- WORK TO COMPLETE
Each line that holds the word "this" counts once; report how many lines do so and nothing else.

(Data items)
===============
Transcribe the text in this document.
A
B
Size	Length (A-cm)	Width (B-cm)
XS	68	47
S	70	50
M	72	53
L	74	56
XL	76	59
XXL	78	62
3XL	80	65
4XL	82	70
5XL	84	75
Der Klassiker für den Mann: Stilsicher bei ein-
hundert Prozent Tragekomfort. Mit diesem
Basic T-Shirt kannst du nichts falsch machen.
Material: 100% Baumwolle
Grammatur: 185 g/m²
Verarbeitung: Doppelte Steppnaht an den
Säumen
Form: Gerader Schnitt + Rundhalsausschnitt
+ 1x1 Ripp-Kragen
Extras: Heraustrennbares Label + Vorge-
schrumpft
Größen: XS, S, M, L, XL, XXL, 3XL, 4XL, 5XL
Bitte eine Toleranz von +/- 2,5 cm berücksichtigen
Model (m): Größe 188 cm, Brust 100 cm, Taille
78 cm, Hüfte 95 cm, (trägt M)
===============
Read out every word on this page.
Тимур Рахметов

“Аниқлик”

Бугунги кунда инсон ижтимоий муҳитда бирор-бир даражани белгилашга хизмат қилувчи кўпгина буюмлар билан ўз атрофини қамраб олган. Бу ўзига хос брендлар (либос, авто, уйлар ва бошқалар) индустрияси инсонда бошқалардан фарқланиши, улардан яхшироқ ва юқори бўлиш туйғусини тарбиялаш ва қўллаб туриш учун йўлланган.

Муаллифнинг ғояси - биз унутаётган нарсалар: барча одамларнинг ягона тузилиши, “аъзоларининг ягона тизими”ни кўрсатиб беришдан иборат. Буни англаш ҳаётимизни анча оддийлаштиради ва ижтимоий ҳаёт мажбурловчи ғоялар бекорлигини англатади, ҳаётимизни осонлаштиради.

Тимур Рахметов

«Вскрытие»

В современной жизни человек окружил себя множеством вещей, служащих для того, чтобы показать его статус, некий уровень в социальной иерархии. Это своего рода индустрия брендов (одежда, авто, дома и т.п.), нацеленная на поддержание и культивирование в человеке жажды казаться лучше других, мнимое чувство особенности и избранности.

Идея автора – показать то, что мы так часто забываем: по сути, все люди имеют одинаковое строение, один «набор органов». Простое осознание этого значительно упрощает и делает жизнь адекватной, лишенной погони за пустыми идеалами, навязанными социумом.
===============
- ANSWER TO THE TASK
2